[Data records]
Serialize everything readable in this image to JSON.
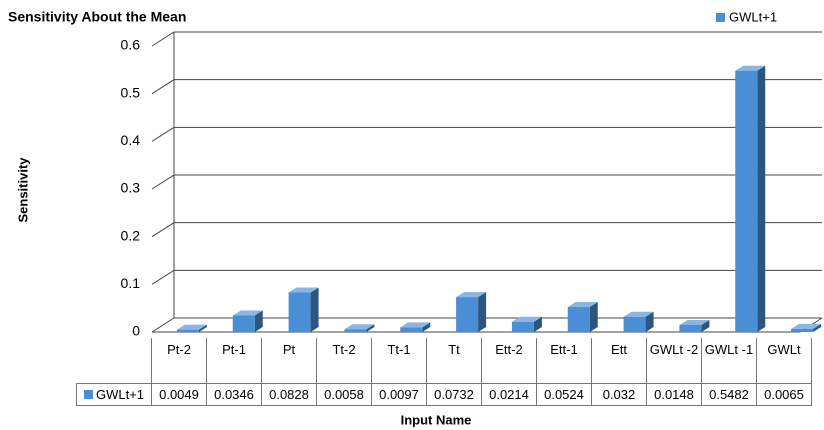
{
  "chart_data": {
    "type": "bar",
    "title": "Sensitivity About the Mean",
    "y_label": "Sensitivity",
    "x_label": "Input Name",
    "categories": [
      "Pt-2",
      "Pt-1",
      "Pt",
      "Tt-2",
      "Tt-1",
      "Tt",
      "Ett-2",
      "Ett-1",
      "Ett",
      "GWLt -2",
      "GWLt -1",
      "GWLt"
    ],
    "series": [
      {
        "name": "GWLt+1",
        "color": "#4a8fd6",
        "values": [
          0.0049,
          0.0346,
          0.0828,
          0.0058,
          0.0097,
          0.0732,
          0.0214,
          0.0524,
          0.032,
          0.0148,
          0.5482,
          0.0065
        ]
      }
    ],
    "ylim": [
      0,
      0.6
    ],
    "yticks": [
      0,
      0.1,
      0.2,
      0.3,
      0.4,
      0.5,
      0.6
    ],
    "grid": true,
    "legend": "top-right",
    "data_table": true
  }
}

* Written instruction: Take the listing and print it again exactly, but without any pictures.

* Output of the task:
Serialize everything readable in this image to JSON.
{
  "chart_data": {
    "type": "bar",
    "title": "Sensitivity About the Mean",
    "y_label": "Sensitivity",
    "x_label": "Input Name",
    "categories": [
      "Pt-2",
      "Pt-1",
      "Pt",
      "Tt-2",
      "Tt-1",
      "Tt",
      "Ett-2",
      "Ett-1",
      "Ett",
      "GWLt -2",
      "GWLt -1",
      "GWLt"
    ],
    "series": [
      {
        "name": "GWLt+1",
        "color": "#4a8fd6",
        "values": [
          0.0049,
          0.0346,
          0.0828,
          0.0058,
          0.0097,
          0.0732,
          0.0214,
          0.0524,
          0.032,
          0.0148,
          0.5482,
          0.0065
        ]
      }
    ],
    "ylim": [
      0,
      0.6
    ],
    "yticks": [
      0,
      0.1,
      0.2,
      0.3,
      0.4,
      0.5,
      0.6
    ],
    "grid": true,
    "legend": "top-right",
    "data_table": true
  }
}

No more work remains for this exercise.